Go through the data below. List every line that holds the word "frequency".
## begin DATA EXTRACT
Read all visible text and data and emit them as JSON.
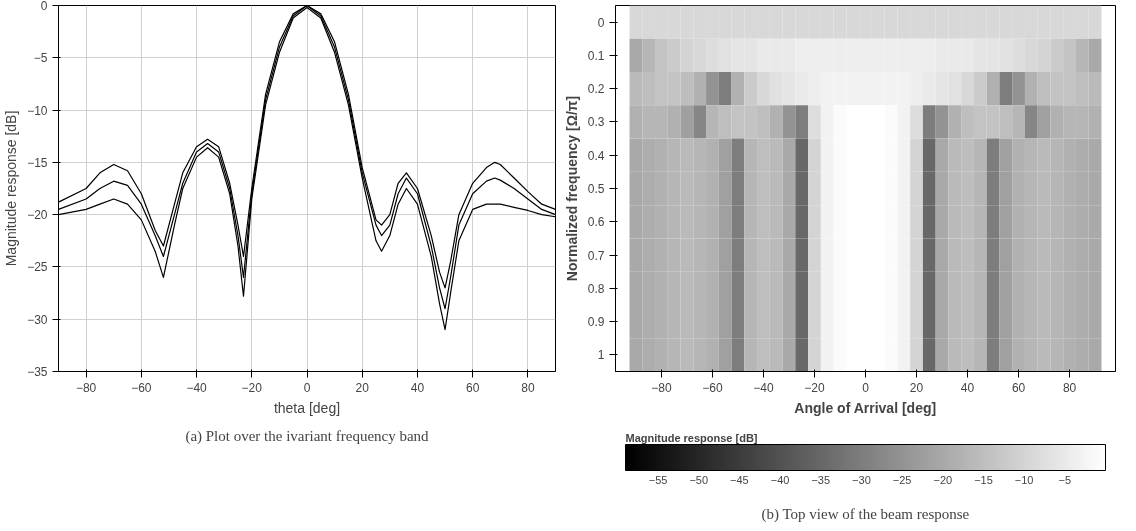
{
  "chart_data": [
    {
      "type": "line",
      "xlabel": "theta [deg]",
      "ylabel": "Magnitude response [dB]",
      "xlim": [
        -90,
        90
      ],
      "ylim": [
        -35,
        0
      ],
      "xticks": [
        -80,
        -60,
        -40,
        -20,
        0,
        20,
        40,
        60,
        80
      ],
      "yticks": [
        -35,
        -30,
        -25,
        -20,
        -15,
        -10,
        -5,
        0
      ],
      "grid": true,
      "annotations": [
        "(a) Plot over the ivariant frequency band"
      ],
      "series": [
        {
          "color": "#000000",
          "x": [
            -90,
            -80,
            -75,
            -70,
            -65,
            -60,
            -55,
            -52,
            -48,
            -45,
            -40,
            -36,
            -32,
            -28,
            -25,
            -23,
            -20,
            -15,
            -10,
            -5,
            0,
            5,
            10,
            15,
            20,
            25,
            27,
            30,
            33,
            36,
            40,
            45,
            48,
            50,
            52,
            55,
            60,
            65,
            68,
            70,
            75,
            80,
            85,
            90
          ],
          "values": [
            -18.8,
            -17.5,
            -16,
            -15.2,
            -15.8,
            -18,
            -21.5,
            -23,
            -19,
            -16,
            -13.5,
            -12.8,
            -13.5,
            -17,
            -21,
            -24,
            -17.5,
            -8.5,
            -3.5,
            -0.8,
            0,
            -0.8,
            -3.5,
            -8.5,
            -15.5,
            -20.5,
            -21,
            -20,
            -17,
            -16,
            -17.5,
            -22,
            -25.5,
            -27,
            -24.5,
            -20,
            -17,
            -15.5,
            -15,
            -15.2,
            -16.5,
            -17.8,
            -19,
            -19.5
          ]
        },
        {
          "color": "#000000",
          "x": [
            -90,
            -80,
            -75,
            -70,
            -65,
            -60,
            -55,
            -52,
            -48,
            -45,
            -40,
            -36,
            -32,
            -28,
            -25,
            -23,
            -20,
            -15,
            -10,
            -5,
            0,
            5,
            10,
            15,
            20,
            25,
            27,
            30,
            33,
            36,
            40,
            45,
            48,
            50,
            52,
            55,
            60,
            65,
            68,
            70,
            75,
            80,
            85,
            90
          ],
          "values": [
            -19.5,
            -18.5,
            -17.5,
            -16.8,
            -17.2,
            -19,
            -22,
            -24,
            -20,
            -17,
            -14,
            -13.2,
            -14,
            -17.5,
            -22,
            -26,
            -18,
            -9,
            -4,
            -1,
            0,
            -1,
            -4,
            -9,
            -16,
            -21,
            -22,
            -21,
            -18,
            -16.5,
            -18,
            -23,
            -27,
            -29,
            -26,
            -21,
            -18,
            -16.8,
            -16.5,
            -16.7,
            -17.5,
            -18.5,
            -19.5,
            -20
          ]
        },
        {
          "color": "#000000",
          "x": [
            -90,
            -80,
            -75,
            -70,
            -65,
            -60,
            -55,
            -52,
            -48,
            -45,
            -40,
            -36,
            -32,
            -28,
            -25,
            -23,
            -20,
            -15,
            -10,
            -5,
            0,
            5,
            10,
            15,
            20,
            25,
            27,
            30,
            33,
            36,
            40,
            45,
            48,
            50,
            52,
            55,
            60,
            65,
            68,
            70,
            75,
            80,
            85,
            90
          ],
          "values": [
            -20,
            -19.5,
            -19,
            -18.5,
            -19,
            -20.5,
            -23.5,
            -26,
            -21,
            -17.5,
            -14.5,
            -13.6,
            -14.5,
            -18,
            -23,
            -27.8,
            -18.5,
            -9.5,
            -4.5,
            -1.2,
            -0.2,
            -1.2,
            -4.5,
            -9.5,
            -16.5,
            -22.5,
            -23.5,
            -22,
            -19,
            -17.5,
            -19,
            -24,
            -28.5,
            -31,
            -27.5,
            -22.5,
            -19.5,
            -19,
            -19,
            -19,
            -19.3,
            -19.6,
            -20,
            -20.2
          ]
        }
      ]
    },
    {
      "type": "heatmap",
      "xlabel": "Angle of Arrival [deg]",
      "ylabel": "Normalized frequency [Ω/π]",
      "clabel": "Magnitude response [dB]",
      "x": [
        -90,
        -85,
        -80,
        -75,
        -70,
        -65,
        -60,
        -55,
        -50,
        -45,
        -40,
        -35,
        -30,
        -25,
        -20,
        -15,
        -10,
        -5,
        0,
        5,
        10,
        15,
        20,
        25,
        30,
        35,
        40,
        45,
        50,
        55,
        60,
        65,
        70,
        75,
        80,
        85,
        90
      ],
      "xlim": [
        -98,
        98
      ],
      "xticks": [
        -80,
        -60,
        -40,
        -20,
        0,
        20,
        40,
        60,
        80
      ],
      "clim": [
        -59,
        0
      ],
      "cticks": [
        -55,
        -50,
        -45,
        -40,
        -35,
        -30,
        -25,
        -20,
        -15,
        -10,
        -5
      ],
      "annotations": [
        "(b) Top view of the beam response"
      ],
      "y_categories": [
        "0",
        "0.1",
        "0.2",
        "0.3",
        "0.4",
        "0.5",
        "0.6",
        "0.7",
        "0.8",
        "0.9",
        "1"
      ],
      "cells": [
        [
          -9,
          -9,
          -9,
          -9,
          -9,
          -9,
          -9,
          -9,
          -9,
          -9,
          -9,
          -9,
          -9,
          -9,
          -9,
          -9,
          -9,
          -9,
          -9,
          -9,
          -9,
          -9,
          -9,
          -9,
          -9,
          -9,
          -9,
          -9,
          -9,
          -9,
          -9,
          -9,
          -9,
          -9,
          -9,
          -9,
          -9
        ],
        [
          -20,
          -17,
          -14,
          -12,
          -10,
          -9,
          -8,
          -7,
          -6,
          -6,
          -5,
          -5,
          -5,
          -4,
          -4,
          -4,
          -4,
          -4,
          -4,
          -4,
          -4,
          -4,
          -4,
          -4,
          -5,
          -5,
          -5,
          -6,
          -6,
          -7,
          -8,
          -9,
          -10,
          -12,
          -14,
          -17,
          -20
        ],
        [
          -16,
          -15,
          -14,
          -14,
          -15,
          -18,
          -25,
          -30,
          -18,
          -12,
          -9,
          -7,
          -6,
          -5,
          -4,
          -3,
          -3,
          -3,
          -3,
          -3,
          -3,
          -3,
          -4,
          -5,
          -6,
          -7,
          -9,
          -12,
          -18,
          -30,
          -25,
          -18,
          -15,
          -14,
          -14,
          -15,
          -16
        ],
        [
          -18,
          -17,
          -17,
          -18,
          -22,
          -28,
          -17,
          -15,
          -14,
          -14,
          -15,
          -18,
          -25,
          -30,
          -8,
          -3,
          -1,
          0,
          0,
          0,
          -1,
          -3,
          -8,
          -30,
          -25,
          -18,
          -15,
          -14,
          -14,
          -15,
          -17,
          -28,
          -22,
          -18,
          -17,
          -17,
          -18
        ],
        [
          -20,
          -19,
          -18,
          -17,
          -16,
          -17,
          -18,
          -22,
          -30,
          -17,
          -15,
          -16,
          -20,
          -35,
          -10,
          -3,
          -1,
          0,
          0,
          0,
          -1,
          -3,
          -10,
          -35,
          -20,
          -16,
          -15,
          -17,
          -30,
          -22,
          -18,
          -17,
          -16,
          -17,
          -18,
          -19,
          -20
        ],
        [
          -20,
          -19,
          -18,
          -17,
          -16,
          -17,
          -18,
          -22,
          -30,
          -17,
          -15,
          -16,
          -20,
          -35,
          -10,
          -3,
          -1,
          0,
          0,
          0,
          -1,
          -3,
          -10,
          -35,
          -20,
          -16,
          -15,
          -17,
          -30,
          -22,
          -18,
          -17,
          -16,
          -17,
          -18,
          -19,
          -20
        ],
        [
          -20,
          -19,
          -18,
          -17,
          -16,
          -17,
          -18,
          -22,
          -30,
          -17,
          -15,
          -16,
          -20,
          -35,
          -10,
          -3,
          -1,
          0,
          0,
          0,
          -1,
          -3,
          -10,
          -35,
          -20,
          -16,
          -15,
          -17,
          -30,
          -22,
          -18,
          -17,
          -16,
          -17,
          -18,
          -19,
          -20
        ],
        [
          -20,
          -19,
          -18,
          -17,
          -16,
          -17,
          -18,
          -22,
          -30,
          -17,
          -15,
          -16,
          -20,
          -35,
          -10,
          -3,
          -1,
          0,
          0,
          0,
          -1,
          -3,
          -10,
          -35,
          -20,
          -16,
          -15,
          -17,
          -30,
          -22,
          -18,
          -17,
          -16,
          -17,
          -18,
          -19,
          -20
        ],
        [
          -20,
          -19,
          -18,
          -17,
          -16,
          -17,
          -18,
          -22,
          -30,
          -17,
          -15,
          -16,
          -20,
          -35,
          -10,
          -3,
          -1,
          0,
          0,
          0,
          -1,
          -3,
          -10,
          -35,
          -20,
          -16,
          -15,
          -17,
          -30,
          -22,
          -18,
          -17,
          -16,
          -17,
          -18,
          -19,
          -20
        ],
        [
          -20,
          -19,
          -18,
          -17,
          -16,
          -17,
          -18,
          -22,
          -30,
          -17,
          -15,
          -16,
          -20,
          -35,
          -10,
          -3,
          -1,
          0,
          0,
          0,
          -1,
          -3,
          -10,
          -35,
          -20,
          -16,
          -15,
          -17,
          -30,
          -22,
          -18,
          -17,
          -16,
          -17,
          -18,
          -19,
          -20
        ],
        [
          -20,
          -19,
          -18,
          -17,
          -16,
          -17,
          -18,
          -22,
          -30,
          -17,
          -15,
          -16,
          -20,
          -35,
          -10,
          -3,
          -1,
          0,
          0,
          0,
          -1,
          -3,
          -10,
          -35,
          -20,
          -16,
          -15,
          -17,
          -30,
          -22,
          -18,
          -17,
          -16,
          -17,
          -18,
          -19,
          -20
        ]
      ]
    }
  ]
}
## end DATA EXTRACT
§ CORRECT OUTPUT
        "(a) Plot over the ivariant frequency band"
      "ylabel": "Normalized frequency [Ω/π]",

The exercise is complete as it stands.